BEGIN DATA FOR THE TASK

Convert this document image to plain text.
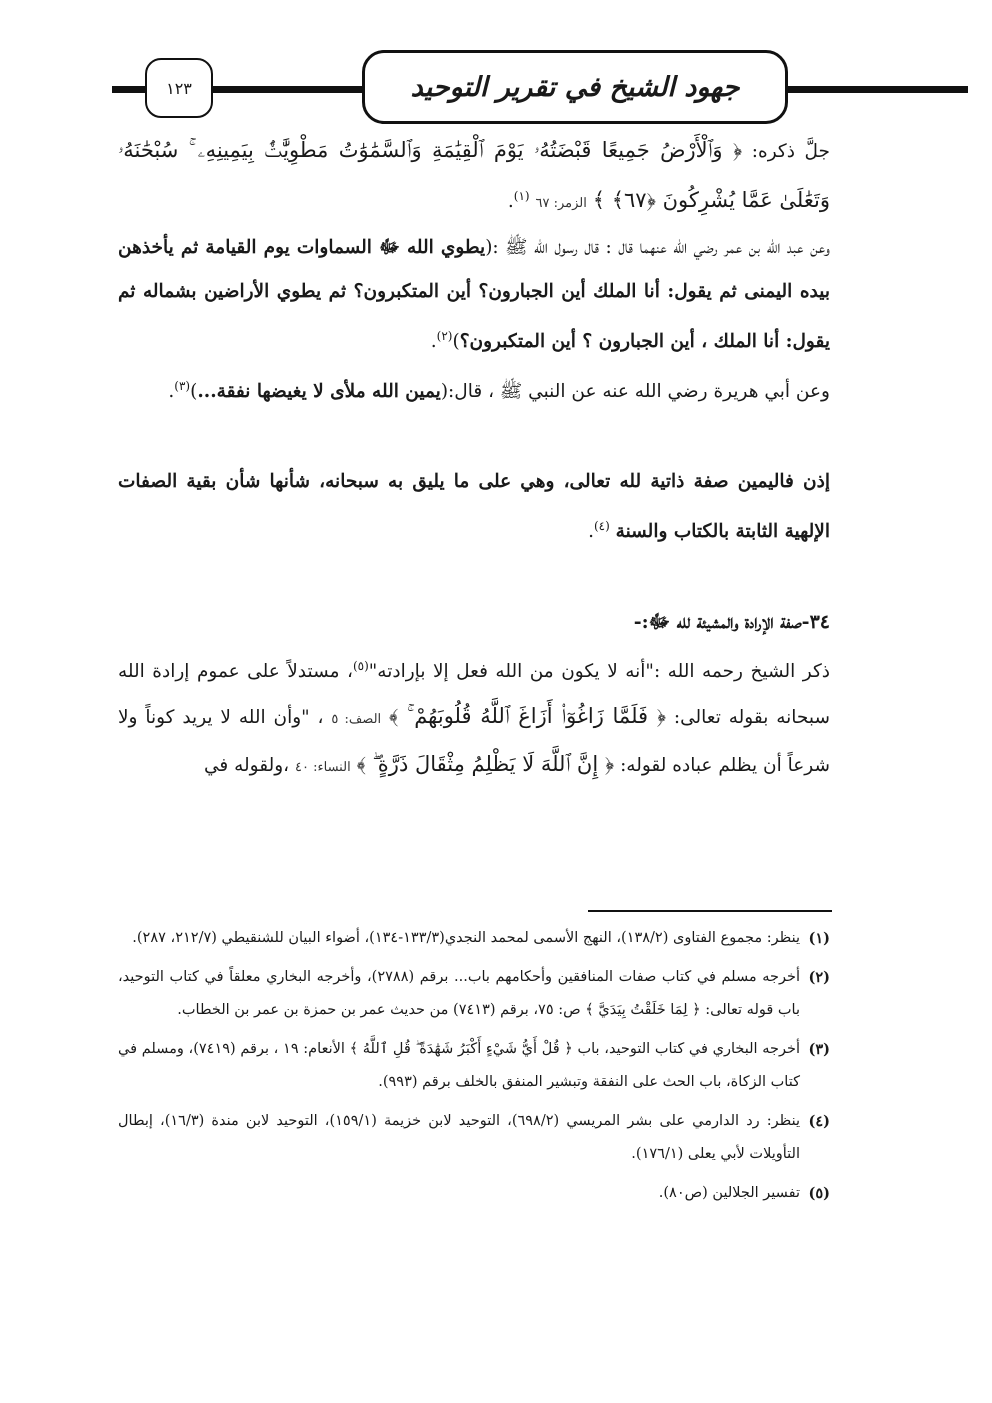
١٢٣	جهود الشيخ في تقرير التوحيد

جلَّ ذكره: ﴿ وَٱلْأَرْضُ جَمِيعًا قَبْضَتُهُۥ يَوْمَ ٱلْقِيَٰمَةِ وَٱلسَّمَٰوَٰتُ مَطْوِيَّٰتٌۢ بِيَمِينِهِۦ ۚ سُبْحَٰنَهُۥ وَتَعَٰلَىٰ عَمَّا يُشْرِكُونَ ﴿٦٧﴾ ﴾ الزمر: ٦٧ $^{(١)}$.

وعن عبد الله بن عمر رضي الله عنهما قال : قال رسول الله ﷺ :(يطوي الله ﷻ السماوات يوم القيامة ثم يأخذهن بيده اليمنى ثم يقول: أنا الملك أين الجبارون؟ أين المتكبرون؟ ثم يطوي الأراضين بشماله ثم يقول: أنا الملك ، أين الجبارون ؟ أين المتكبرون؟)$^{(٢)}$.

وعن أبي هريرة رضي الله عنه عن النبي ﷺ ، قال:(يمين الله ملأى لا يغيضها نفقة...)$^{(٣)}$.

إذن فاليمين صفة ذاتية لله تعالى، وهي على ما يليق به سبحانه، شأنها شأن بقية الصفات الإلهية الثابتة بالكتاب والسنة $^{(٤)}$.

٣٤-صفة الإرادة والمشيئة لله ﷻ:-

ذكر الشيخ رحمه الله :"أنه لا يكون من الله فعل إلا بإرادته"$^{(٥)}$، مستدلاً على عموم إرادة الله سبحانه بقوله تعالى: ﴿ فَلَمَّا زَاغُوٓا۟ أَزَاغَ ٱللَّهُ قُلُوبَهُمْ ۚ ﴾ الصف: ٥ ، "وأن الله لا يريد كوناً ولا شرعاً أن يظلم عباده لقوله: ﴿ إِنَّ ٱللَّهَ لَا يَظْلِمُ مِثْقَالَ ذَرَّةٍ ۖ ﴾ النساء: ٤٠ ،ولقوله في

(١)
ينظر: مجموع الفتاوى (١٣٨/٢)، النهج الأسمى لمحمد النجدي(١٣٣/٣-١٣٤)، أضواء البيان للشنقيطي (٢١٢/٧، ٢٨٧).
(٢)
أخرجه مسلم في كتاب صفات المنافقين وأحكامهم باب... برقم (٢٧٨٨)، وأخرجه البخاري معلقاً في كتاب التوحيد، باب قوله تعالى: ﴿ لِمَا خَلَقْتُ بِيَدَيَّ ﴾ ص: ٧٥، برقم (٧٤١٣) من حديث عمر بن حمزة بن عمر بن الخطاب.
(٣)
أخرجه البخاري في كتاب التوحيد، باب ﴿ قُلْ أَيُّ شَيْءٍ أَكْبَرُ شَهَٰدَةً ۖ قُلِ ٱللَّهُ ﴾ الأنعام: ١٩ ، برقم (٧٤١٩)، ومسلم في كتاب الزكاة، باب الحث على النفقة وتبشير المنفق بالخلف برقم (٩٩٣).
(٤)
ينظر: رد الدارمي على بشر المريسي (٦٩٨/٢)، التوحيد لابن خزيمة (١٥٩/١)، التوحيد لابن مندة (١٦/٣)، إبطال التأويلات لأبي يعلى (١٧٦/١).
(٥)
تفسير الجلالين (ص٨٠).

END DATA FOR THE TASK

TASK DESCRIPTION |
Search the data above for lines holding "ينظر" and copy each of them.

SOLUTION |
ينظر: مجموع الفتاوى (١٣٨/٢)، النهج الأسمى لمحمد النجدي(١٣٣/٣-١٣٤)، أضواء البيان للشنقيطي (٢١٢/٧، ٢٨٧).
ينظر: رد الدارمي على بشر المريسي (٦٩٨/٢)، التوحيد لابن خزيمة (١٥٩/١)، التوحيد لابن مندة (١٦/٣)، إبطال التأويلات لأبي يعلى (١٧٦/١).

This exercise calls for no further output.